Por José Luiz Toro da Silva
Custos elevados e novas legislações colocam em debate a viabilidade financeira dos planos de saúde para usuários e empresas
Em recente artigo no “Valor Econômico”, a presidência da Agência Nacional de Saúde Suplementar (ANS), chamou atenção para os elevados custos do setor de saúde suplementar, principalmente porque, desde a aprovação da Lei 14.30722 (ano de eleição), as “tecnologias avaliadas e recomendadas positivamente pela Comissão Nacional de Incorporação de Tecnologias no Sistema Único de Saúde (CONITEC), instituída pela Lei 12.401/11, cuja decisão de incorporação ao SUS já tenha sido publicada, serão incluídos no Rol de Procedimentos e Eventos em Saúde Suplementar no prazo de 60 dias”. Muitas vezes, aludidas tecnologias se referem a medicamentos aprovados de forma precária pela ANVISA, destinados a doenças raras que não chegaram à fase 3 de pesquisa clínica (última etapa). Todavia, os planos de saúde são obrigados a comprar tais novas tecnologias incorporadas pelo SUS observando os preços impostos pela indústria farmacêutica, não lhes servindo, por consequência, os estudos e negociações sobre custo-efetividade que foram realizados pelo sistema público, que pode comprar com descontos expressivos e, em muitas situações, após o estabelecimento de acordo de compartilhamento de riscos, na hipótese de aludidas tecnologias não apresentem, em casos concretos, a eficácia que se espera, pois se tratam de medicamentos que, apesar de aprovados pela ANVISA sem o esgotamento de todo o processo de análise, são considerados “experimentais”, ou seja, precisam ser melhor avaliados, inclusive com referência aos efeitos adversos que podem resultar, aumentando, ainda mais, o custo do cuidado com a saúde, bem como se eventual sobrevida não resultará em maiores sofrimentos para o paciente e seus familiares.

(Linhas fornecidas):
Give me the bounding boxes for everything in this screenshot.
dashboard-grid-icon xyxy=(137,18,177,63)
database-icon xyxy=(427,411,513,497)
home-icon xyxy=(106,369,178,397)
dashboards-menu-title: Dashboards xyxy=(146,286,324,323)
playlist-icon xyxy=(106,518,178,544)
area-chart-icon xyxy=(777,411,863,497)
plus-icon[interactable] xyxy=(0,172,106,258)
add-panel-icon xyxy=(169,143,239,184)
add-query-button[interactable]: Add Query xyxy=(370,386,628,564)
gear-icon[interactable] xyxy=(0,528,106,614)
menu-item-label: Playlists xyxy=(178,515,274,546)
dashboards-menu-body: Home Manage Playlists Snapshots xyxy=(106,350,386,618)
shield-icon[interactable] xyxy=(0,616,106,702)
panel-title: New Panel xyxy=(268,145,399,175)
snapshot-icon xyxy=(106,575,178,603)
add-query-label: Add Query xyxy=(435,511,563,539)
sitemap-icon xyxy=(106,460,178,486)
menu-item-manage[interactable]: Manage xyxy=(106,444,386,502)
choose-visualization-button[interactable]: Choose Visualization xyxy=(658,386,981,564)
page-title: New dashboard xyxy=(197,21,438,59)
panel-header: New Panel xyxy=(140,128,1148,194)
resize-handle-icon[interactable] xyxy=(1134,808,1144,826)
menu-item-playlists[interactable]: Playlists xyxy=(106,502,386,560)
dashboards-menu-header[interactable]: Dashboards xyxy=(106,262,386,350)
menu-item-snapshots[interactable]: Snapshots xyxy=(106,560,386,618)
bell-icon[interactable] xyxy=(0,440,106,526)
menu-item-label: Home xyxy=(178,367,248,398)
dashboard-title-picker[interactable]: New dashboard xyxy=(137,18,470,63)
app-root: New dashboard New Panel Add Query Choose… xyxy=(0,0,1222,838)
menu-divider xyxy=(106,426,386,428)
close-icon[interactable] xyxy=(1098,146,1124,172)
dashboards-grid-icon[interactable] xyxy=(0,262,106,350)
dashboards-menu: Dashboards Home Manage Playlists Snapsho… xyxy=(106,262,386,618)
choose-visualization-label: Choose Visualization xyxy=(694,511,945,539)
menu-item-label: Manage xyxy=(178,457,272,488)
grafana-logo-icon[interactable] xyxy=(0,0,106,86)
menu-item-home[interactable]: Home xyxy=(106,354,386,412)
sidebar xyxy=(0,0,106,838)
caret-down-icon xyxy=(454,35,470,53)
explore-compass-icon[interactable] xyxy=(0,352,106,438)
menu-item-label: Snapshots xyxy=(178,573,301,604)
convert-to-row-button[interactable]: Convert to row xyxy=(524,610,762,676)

(Descrição da tarefa): Indique se cada afirmação concorda com o texto fornecido, respondendo sim ou não e citando as palavras do texto que decidem a questão: (a) as tecnologias recomendadas pela CONITEC serão incluídas no Rol de Procedimentos e Eventos em Saúde Suplementar no prazo de 60 dias; (b) a CONITEC foi instituída pela Lei 12.401/11; (c) os planos de saúde compram as novas tecnologias com os mesmos descontos obtidos pelo sistema público. As linhas não têm nenhuma relação com o texto fornecido.

(Resposta esperada):
(a) Sim: “no prazo de 60 dias”.
(b) Sim: “instituída pela Lei 12.401/11”.
(c) Não: “observando os preços impostos pela indústria farmacêutica”.